What the task asks: Say only how many lines contain the word "JSON".

Records shown:
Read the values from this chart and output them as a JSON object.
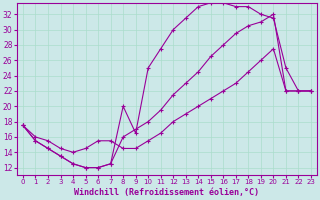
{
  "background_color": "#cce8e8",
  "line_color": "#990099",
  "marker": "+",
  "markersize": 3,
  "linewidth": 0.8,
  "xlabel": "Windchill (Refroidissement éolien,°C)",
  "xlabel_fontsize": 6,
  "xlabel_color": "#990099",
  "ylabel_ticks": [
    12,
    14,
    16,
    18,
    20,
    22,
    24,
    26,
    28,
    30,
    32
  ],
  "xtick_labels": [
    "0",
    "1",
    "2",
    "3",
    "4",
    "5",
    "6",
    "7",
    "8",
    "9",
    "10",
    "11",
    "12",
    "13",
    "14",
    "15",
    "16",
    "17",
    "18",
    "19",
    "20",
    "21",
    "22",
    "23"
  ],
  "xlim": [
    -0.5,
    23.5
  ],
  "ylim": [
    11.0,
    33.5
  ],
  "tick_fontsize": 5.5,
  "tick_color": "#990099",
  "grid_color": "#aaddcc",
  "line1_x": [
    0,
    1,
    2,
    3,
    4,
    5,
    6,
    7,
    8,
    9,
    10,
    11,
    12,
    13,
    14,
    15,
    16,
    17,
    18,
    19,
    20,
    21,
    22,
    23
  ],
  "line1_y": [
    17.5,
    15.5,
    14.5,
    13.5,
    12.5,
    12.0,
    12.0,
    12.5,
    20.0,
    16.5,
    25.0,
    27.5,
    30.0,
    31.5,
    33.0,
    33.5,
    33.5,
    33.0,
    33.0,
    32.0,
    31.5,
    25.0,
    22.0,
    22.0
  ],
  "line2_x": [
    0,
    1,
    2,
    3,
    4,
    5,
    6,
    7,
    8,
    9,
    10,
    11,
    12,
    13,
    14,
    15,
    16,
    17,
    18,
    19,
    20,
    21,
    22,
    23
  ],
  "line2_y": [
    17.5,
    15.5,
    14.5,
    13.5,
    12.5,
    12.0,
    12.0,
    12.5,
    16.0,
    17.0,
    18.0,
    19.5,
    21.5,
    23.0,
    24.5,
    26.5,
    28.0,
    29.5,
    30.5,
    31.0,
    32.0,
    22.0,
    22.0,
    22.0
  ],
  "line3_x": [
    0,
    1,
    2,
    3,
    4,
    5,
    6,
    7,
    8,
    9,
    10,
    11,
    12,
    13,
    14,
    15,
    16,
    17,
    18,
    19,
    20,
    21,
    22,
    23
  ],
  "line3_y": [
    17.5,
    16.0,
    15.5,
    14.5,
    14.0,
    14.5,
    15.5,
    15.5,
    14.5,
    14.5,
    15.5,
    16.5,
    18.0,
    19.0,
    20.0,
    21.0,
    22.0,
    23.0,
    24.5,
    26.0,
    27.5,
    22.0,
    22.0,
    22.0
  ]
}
* * *
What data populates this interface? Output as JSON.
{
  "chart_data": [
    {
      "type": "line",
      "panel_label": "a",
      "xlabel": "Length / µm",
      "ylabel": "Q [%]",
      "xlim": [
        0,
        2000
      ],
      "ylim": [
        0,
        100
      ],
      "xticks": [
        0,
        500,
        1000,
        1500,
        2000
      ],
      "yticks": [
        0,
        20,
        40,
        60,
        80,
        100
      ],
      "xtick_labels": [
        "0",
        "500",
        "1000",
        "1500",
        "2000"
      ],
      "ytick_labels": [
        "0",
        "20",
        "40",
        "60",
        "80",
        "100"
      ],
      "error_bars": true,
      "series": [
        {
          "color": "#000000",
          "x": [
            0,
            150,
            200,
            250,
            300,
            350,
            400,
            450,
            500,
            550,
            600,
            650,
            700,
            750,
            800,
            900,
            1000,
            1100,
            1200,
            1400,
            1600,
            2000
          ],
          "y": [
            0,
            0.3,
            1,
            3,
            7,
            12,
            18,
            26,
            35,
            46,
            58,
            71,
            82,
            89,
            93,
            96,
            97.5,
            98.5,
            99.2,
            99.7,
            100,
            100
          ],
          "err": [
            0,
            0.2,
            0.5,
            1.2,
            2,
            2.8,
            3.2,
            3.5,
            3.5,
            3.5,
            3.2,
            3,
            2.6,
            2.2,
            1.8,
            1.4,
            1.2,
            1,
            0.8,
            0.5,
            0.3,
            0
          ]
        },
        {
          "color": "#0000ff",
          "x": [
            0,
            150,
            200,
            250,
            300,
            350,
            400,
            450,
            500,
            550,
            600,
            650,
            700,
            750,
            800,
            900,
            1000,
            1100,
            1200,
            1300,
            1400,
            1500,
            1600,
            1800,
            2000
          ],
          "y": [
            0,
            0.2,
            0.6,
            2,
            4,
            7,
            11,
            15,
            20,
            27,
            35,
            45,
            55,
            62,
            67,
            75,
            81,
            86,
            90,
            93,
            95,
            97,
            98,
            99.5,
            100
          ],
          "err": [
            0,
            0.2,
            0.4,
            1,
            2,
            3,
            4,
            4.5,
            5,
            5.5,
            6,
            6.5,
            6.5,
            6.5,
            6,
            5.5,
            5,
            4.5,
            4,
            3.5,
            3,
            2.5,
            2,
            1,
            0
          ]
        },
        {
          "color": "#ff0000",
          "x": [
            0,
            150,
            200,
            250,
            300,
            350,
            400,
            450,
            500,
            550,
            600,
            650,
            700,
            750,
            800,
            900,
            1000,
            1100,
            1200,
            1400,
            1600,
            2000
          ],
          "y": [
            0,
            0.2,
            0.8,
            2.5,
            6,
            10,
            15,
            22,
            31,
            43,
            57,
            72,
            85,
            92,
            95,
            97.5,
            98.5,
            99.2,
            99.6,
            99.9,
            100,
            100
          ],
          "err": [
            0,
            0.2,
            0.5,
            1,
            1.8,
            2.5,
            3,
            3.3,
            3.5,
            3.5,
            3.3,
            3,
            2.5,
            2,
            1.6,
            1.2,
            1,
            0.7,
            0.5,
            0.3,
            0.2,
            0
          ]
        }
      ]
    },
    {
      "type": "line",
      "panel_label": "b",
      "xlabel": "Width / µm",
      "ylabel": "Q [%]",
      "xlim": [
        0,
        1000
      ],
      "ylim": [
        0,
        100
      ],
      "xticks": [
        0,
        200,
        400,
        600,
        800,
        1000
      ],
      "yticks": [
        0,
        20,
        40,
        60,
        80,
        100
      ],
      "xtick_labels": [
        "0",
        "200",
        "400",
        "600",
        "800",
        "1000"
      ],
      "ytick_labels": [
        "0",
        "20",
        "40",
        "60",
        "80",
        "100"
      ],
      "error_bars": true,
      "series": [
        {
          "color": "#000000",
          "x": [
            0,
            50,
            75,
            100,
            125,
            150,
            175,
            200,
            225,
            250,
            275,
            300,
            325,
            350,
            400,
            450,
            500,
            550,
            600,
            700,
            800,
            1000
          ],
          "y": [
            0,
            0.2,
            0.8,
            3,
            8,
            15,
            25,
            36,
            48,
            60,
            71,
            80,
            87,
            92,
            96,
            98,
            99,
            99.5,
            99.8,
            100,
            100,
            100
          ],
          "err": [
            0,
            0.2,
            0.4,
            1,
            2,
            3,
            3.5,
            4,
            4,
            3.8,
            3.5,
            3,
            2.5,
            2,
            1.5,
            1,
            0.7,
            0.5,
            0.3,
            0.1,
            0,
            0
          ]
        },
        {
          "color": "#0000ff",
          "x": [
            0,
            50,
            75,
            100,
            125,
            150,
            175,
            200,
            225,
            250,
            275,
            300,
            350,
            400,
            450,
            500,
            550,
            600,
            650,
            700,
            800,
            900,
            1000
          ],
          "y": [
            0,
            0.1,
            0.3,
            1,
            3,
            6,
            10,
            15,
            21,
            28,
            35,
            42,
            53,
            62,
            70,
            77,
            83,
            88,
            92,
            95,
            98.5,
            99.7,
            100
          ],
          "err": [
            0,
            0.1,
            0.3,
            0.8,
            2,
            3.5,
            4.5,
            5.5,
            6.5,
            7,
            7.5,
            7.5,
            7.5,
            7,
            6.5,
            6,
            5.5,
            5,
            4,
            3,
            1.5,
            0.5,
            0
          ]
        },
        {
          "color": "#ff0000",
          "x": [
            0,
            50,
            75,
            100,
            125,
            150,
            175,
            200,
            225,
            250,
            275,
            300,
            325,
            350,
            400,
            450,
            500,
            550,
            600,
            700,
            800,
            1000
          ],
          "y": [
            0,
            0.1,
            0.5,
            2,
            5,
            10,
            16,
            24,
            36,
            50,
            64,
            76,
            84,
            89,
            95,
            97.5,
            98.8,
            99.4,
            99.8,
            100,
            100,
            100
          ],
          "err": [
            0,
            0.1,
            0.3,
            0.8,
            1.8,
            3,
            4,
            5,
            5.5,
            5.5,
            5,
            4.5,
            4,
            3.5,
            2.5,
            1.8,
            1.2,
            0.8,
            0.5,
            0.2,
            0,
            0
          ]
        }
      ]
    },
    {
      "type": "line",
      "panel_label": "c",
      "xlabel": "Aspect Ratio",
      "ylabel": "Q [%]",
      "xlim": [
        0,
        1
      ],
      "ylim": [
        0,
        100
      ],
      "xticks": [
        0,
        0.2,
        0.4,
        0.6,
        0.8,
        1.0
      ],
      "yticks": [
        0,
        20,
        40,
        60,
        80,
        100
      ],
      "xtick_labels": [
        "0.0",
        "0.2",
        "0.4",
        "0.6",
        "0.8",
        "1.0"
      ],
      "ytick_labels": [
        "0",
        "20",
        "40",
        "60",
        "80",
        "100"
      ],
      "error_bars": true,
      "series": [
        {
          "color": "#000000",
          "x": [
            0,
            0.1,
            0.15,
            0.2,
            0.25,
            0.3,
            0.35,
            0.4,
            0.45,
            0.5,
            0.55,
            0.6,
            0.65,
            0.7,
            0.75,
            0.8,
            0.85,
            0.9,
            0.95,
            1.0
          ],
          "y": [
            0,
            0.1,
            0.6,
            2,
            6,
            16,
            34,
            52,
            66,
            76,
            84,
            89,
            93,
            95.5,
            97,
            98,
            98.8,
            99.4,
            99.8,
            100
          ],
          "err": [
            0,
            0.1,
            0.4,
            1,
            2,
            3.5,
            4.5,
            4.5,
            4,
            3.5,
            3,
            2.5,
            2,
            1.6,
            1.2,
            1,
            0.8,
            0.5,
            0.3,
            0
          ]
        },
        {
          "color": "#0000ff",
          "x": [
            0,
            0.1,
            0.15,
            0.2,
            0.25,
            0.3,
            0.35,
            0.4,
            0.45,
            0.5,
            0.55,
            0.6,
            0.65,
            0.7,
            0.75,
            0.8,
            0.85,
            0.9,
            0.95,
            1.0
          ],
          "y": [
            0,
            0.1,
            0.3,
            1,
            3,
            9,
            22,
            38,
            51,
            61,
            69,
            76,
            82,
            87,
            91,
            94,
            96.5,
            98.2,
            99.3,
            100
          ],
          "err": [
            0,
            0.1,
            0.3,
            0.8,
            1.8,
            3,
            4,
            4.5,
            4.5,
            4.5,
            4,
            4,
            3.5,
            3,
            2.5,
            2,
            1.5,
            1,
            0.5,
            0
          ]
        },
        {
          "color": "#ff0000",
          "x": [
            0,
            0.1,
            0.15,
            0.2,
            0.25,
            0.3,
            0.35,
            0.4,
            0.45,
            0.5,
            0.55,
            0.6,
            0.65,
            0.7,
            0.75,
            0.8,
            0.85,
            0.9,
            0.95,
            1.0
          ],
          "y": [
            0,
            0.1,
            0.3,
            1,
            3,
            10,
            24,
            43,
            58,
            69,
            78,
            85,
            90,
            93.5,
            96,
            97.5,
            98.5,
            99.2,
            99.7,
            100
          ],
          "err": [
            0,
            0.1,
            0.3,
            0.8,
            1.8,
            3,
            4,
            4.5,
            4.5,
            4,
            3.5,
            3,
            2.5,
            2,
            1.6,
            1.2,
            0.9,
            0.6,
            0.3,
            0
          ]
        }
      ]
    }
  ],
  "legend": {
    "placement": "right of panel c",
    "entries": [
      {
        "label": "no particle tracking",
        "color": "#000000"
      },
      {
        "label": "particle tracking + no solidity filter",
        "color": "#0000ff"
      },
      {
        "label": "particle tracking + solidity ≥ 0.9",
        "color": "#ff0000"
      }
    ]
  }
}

Correct response: 2